**Task to complete:** Quote the records word for word, starting at their first line and ending at the line that contains "figure-letter: F — [687, 452, 692, 462]", with both of those lines included.
──────── Information supplied ────────
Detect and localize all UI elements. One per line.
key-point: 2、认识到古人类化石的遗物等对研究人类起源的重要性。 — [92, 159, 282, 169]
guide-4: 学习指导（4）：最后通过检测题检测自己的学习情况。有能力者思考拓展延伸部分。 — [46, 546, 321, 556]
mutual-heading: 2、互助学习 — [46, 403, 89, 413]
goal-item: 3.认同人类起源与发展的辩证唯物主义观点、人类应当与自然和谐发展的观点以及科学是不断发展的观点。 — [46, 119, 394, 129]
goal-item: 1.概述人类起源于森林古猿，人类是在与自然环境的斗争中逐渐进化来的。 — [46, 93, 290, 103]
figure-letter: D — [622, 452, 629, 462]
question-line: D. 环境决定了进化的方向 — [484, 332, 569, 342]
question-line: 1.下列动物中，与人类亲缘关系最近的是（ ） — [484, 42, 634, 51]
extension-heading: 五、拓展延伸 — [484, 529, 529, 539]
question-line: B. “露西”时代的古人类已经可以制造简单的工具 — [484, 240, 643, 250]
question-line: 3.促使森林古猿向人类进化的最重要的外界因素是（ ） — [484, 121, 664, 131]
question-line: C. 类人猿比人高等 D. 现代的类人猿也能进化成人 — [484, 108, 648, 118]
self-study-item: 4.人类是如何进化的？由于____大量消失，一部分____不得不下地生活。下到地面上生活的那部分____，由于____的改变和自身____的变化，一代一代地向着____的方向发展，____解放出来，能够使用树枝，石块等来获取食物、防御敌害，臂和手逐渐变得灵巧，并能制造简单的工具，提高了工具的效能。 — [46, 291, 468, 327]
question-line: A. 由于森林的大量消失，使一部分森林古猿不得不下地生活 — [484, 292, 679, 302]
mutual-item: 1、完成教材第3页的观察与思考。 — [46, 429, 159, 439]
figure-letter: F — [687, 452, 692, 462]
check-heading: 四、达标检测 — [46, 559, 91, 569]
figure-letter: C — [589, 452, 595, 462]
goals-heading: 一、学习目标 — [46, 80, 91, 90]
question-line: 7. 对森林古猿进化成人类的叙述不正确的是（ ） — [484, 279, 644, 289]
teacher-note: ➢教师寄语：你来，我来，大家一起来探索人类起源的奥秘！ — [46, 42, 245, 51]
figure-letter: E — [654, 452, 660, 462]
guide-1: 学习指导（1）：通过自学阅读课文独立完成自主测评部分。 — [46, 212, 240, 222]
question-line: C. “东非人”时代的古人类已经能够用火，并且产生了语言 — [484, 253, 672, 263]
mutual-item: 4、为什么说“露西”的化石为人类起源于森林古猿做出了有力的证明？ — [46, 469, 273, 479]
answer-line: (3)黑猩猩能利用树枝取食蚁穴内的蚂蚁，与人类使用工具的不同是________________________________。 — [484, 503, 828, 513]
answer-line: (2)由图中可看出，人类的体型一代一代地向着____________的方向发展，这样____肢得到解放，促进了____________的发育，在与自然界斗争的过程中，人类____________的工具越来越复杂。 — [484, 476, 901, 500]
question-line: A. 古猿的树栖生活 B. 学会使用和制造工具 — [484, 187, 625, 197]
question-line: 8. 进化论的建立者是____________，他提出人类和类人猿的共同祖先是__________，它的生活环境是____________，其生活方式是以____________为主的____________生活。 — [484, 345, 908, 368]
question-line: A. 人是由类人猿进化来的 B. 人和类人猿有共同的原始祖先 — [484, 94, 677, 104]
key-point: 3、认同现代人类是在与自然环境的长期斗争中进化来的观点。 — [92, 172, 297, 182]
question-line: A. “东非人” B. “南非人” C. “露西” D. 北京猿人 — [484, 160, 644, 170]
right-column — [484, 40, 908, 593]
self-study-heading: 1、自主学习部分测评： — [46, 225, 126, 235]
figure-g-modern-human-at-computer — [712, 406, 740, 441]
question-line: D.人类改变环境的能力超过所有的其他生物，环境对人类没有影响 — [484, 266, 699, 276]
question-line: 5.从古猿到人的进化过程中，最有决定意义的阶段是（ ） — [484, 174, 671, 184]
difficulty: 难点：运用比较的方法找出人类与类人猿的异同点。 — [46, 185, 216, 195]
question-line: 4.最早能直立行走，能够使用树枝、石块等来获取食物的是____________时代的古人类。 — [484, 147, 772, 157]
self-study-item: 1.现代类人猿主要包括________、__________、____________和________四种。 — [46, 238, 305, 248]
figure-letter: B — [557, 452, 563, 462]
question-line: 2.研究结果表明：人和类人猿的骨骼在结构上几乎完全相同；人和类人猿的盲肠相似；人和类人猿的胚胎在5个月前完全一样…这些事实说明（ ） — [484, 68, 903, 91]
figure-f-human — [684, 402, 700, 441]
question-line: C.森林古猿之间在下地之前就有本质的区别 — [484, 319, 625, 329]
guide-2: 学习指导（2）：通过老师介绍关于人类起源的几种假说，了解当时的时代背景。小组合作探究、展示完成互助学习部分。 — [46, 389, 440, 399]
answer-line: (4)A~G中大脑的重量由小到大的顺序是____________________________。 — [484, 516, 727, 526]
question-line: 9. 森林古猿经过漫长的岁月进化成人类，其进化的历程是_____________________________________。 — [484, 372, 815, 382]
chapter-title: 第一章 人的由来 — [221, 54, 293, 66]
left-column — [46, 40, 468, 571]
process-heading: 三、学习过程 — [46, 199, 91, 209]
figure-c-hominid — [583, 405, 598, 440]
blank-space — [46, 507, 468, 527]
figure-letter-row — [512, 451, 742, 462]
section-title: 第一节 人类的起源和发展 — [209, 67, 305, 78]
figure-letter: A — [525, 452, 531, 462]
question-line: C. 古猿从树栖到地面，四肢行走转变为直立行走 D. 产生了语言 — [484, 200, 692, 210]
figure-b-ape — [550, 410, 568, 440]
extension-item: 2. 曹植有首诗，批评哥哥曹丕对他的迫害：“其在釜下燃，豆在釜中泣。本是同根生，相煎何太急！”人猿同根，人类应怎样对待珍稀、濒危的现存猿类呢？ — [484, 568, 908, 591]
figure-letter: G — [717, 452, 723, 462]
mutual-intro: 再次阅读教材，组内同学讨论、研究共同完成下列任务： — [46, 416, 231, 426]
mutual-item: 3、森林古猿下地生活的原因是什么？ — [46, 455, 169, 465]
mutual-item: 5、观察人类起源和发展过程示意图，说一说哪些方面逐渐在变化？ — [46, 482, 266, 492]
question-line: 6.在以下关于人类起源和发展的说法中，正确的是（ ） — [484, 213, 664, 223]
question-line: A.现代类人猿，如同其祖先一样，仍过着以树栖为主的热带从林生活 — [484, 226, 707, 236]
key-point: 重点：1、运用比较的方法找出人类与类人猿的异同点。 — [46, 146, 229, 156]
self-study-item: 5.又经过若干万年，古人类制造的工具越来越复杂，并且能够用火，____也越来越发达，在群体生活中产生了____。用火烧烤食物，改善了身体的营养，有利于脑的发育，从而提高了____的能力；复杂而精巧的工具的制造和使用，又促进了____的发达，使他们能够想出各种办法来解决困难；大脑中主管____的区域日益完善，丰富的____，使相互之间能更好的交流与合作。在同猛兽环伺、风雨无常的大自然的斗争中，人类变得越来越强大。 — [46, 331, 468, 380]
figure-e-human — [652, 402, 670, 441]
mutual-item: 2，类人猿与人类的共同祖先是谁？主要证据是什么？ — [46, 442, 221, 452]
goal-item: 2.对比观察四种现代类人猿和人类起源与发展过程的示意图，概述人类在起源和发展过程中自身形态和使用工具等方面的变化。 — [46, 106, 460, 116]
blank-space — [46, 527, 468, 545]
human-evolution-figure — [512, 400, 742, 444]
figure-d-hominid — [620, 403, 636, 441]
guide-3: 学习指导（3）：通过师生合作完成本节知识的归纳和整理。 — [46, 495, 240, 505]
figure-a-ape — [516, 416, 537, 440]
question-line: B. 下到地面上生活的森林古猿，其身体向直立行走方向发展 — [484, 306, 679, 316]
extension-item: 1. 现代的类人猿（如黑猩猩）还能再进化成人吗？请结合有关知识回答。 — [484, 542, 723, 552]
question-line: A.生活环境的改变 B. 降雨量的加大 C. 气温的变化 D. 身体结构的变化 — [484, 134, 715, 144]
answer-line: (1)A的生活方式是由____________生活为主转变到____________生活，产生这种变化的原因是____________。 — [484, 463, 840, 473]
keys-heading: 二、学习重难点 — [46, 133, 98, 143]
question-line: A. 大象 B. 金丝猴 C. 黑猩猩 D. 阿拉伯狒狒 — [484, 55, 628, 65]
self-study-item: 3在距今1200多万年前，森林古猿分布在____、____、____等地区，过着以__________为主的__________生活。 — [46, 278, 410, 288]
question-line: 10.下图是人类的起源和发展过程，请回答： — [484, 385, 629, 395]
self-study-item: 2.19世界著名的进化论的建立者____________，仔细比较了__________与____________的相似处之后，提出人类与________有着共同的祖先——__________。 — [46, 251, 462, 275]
────────
**Result of the exercise:**
Detect and localize all UI elements. One per line.
key-point: 2、认识到古人类化石的遗物等对研究人类起源的重要性。 — [92, 159, 282, 169]
guide-4: 学习指导（4）：最后通过检测题检测自己的学习情况。有能力者思考拓展延伸部分。 — [46, 546, 321, 556]
mutual-heading: 2、互助学习 — [46, 403, 89, 413]
goal-item: 3.认同人类起源与发展的辩证唯物主义观点、人类应当与自然和谐发展的观点以及科学是不断发展的观点。 — [46, 119, 394, 129]
goal-item: 1.概述人类起源于森林古猿，人类是在与自然环境的斗争中逐渐进化来的。 — [46, 93, 290, 103]
figure-letter: D — [622, 452, 629, 462]
question-line: D. 环境决定了进化的方向 — [484, 332, 569, 342]
question-line: 1.下列动物中，与人类亲缘关系最近的是（ ） — [484, 42, 634, 51]
extension-heading: 五、拓展延伸 — [484, 529, 529, 539]
question-line: B. “露西”时代的古人类已经可以制造简单的工具 — [484, 240, 643, 250]
question-line: 3.促使森林古猿向人类进化的最重要的外界因素是（ ） — [484, 121, 664, 131]
question-line: C. 类人猿比人高等 D. 现代的类人猿也能进化成人 — [484, 108, 648, 118]
self-study-item: 4.人类是如何进化的？由于____大量消失，一部分____不得不下地生活。下到地面上生活的那部分____，由于____的改变和自身____的变化，一代一代地向着____的方向发展，____解放出来，能够使用树枝，石块等来获取食物、防御敌害，臂和手逐渐变得灵巧，并能制造简单的工具，提高了工具的效能。 — [46, 291, 468, 327]
question-line: A. 由于森林的大量消失，使一部分森林古猿不得不下地生活 — [484, 292, 679, 302]
mutual-item: 1、完成教材第3页的观察与思考。 — [46, 429, 159, 439]
figure-letter: F — [687, 452, 692, 462]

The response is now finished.